* BEGIN Provided data *

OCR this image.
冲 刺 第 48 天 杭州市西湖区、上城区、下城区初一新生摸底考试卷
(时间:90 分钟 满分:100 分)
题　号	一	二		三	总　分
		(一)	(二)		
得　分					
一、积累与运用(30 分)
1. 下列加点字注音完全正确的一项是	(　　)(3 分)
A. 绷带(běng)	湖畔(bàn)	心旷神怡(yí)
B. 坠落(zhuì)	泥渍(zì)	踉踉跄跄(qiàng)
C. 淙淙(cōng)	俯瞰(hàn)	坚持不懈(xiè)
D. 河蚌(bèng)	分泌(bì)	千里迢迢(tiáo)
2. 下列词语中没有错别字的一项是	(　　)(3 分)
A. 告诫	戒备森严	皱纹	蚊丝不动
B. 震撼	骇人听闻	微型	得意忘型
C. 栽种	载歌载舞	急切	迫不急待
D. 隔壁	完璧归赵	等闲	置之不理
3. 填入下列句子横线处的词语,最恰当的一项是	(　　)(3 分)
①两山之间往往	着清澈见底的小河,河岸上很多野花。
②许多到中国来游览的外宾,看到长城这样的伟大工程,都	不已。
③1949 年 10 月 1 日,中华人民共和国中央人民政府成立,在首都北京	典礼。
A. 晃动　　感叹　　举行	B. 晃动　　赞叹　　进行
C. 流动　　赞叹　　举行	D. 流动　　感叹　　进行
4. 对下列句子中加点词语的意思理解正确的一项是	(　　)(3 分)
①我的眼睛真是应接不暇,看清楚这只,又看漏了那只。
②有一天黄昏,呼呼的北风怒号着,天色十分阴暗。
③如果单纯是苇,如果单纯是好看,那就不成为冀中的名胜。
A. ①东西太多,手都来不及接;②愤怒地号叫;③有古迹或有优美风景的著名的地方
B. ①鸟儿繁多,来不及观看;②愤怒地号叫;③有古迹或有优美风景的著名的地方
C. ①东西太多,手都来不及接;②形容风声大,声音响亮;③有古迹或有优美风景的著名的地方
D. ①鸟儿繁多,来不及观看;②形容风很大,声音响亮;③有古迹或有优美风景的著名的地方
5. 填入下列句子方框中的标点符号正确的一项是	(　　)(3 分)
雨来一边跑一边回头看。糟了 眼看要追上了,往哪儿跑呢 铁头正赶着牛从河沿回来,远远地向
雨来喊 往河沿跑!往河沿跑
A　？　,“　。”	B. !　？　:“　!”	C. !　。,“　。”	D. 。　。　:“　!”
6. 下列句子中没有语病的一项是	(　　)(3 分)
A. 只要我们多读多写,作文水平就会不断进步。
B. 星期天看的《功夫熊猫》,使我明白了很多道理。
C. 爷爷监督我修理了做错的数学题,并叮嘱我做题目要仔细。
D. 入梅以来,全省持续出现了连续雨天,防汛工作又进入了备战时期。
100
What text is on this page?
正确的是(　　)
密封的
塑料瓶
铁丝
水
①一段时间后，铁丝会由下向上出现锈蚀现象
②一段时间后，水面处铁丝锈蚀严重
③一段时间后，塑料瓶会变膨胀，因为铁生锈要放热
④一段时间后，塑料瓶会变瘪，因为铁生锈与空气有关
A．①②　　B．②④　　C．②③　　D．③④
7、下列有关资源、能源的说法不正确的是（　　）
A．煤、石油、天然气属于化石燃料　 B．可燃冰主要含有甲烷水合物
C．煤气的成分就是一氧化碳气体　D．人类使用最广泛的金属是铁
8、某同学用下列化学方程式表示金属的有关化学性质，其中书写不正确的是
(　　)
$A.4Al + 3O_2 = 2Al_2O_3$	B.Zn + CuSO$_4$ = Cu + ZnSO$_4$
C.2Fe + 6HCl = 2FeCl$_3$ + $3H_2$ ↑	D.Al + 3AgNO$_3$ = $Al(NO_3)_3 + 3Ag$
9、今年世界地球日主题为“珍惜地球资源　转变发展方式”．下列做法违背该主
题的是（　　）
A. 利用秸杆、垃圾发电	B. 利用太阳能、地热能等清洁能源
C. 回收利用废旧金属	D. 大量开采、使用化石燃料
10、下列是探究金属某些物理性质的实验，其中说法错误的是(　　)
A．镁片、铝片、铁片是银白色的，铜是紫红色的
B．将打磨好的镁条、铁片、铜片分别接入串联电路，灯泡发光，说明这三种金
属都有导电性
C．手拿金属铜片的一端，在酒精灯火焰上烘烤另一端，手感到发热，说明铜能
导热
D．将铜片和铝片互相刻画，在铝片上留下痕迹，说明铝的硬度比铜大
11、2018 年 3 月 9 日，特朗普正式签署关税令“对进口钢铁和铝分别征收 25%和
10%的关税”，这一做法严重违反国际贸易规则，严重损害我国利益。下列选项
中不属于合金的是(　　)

* END Provided data *

Repeat, with no changes, each line from the one with "What text is on this page?" to the end of the listing, including both ends and nothing else.

# Answer to the exercise:
What text is on this page?
正确的是(　　)
密封的
塑料瓶
铁丝
水
①一段时间后，铁丝会由下向上出现锈蚀现象
②一段时间后，水面处铁丝锈蚀严重
③一段时间后，塑料瓶会变膨胀，因为铁生锈要放热
④一段时间后，塑料瓶会变瘪，因为铁生锈与空气有关
A．①②　　B．②④　　C．②③　　D．③④
7、下列有关资源、能源的说法不正确的是（　　）
A．煤、石油、天然气属于化石燃料　 B．可燃冰主要含有甲烷水合物
C．煤气的成分就是一氧化碳气体　D．人类使用最广泛的金属是铁
8、某同学用下列化学方程式表示金属的有关化学性质，其中书写不正确的是
(　　)
$A.4Al + 3O_2 = 2Al_2O_3$	B.Zn + CuSO$_4$ = Cu + ZnSO$_4$
C.2Fe + 6HCl = 2FeCl$_3$ + $3H_2$ ↑	D.Al + 3AgNO$_3$ = $Al(NO_3)_3 + 3Ag$
9、今年世界地球日主题为“珍惜地球资源　转变发展方式”．下列做法违背该主
题的是（　　）
A. 利用秸杆、垃圾发电	B. 利用太阳能、地热能等清洁能源
C. 回收利用废旧金属	D. 大量开采、使用化石燃料
10、下列是探究金属某些物理性质的实验，其中说法错误的是(　　)
A．镁片、铝片、铁片是银白色的，铜是紫红色的
B．将打磨好的镁条、铁片、铜片分别接入串联电路，灯泡发光，说明这三种金
属都有导电性
C．手拿金属铜片的一端，在酒精灯火焰上烘烤另一端，手感到发热，说明铜能
导热
D．将铜片和铝片互相刻画，在铝片上留下痕迹，说明铝的硬度比铜大
11、2018 年 3 月 9 日，特朗普正式签署关税令“对进口钢铁和铝分别征收 25%和
10%的关税”，这一做法严重违反国际贸易规则，严重损害我国利益。下列选项
中不属于合金的是(　　)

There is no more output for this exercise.